__TO DO__
Find each line holding the word "キャンセルを申請する" and give the number of such lines, nothing else.

>>>

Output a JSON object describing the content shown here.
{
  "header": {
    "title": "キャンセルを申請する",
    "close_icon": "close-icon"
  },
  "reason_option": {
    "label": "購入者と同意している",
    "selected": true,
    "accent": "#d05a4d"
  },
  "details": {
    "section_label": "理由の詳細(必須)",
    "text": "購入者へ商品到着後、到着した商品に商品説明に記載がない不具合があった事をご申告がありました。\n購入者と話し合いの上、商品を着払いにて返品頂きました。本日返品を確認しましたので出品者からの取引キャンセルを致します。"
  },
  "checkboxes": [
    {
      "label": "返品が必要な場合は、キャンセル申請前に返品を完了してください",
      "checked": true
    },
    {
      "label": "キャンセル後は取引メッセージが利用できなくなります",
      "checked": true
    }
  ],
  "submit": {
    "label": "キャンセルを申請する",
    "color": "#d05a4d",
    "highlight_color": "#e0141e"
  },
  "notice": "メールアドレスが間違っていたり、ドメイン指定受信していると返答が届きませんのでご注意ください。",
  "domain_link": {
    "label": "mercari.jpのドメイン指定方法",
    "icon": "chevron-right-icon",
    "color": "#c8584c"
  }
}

<<<

__ANSWER TO THE PROBLEM__
2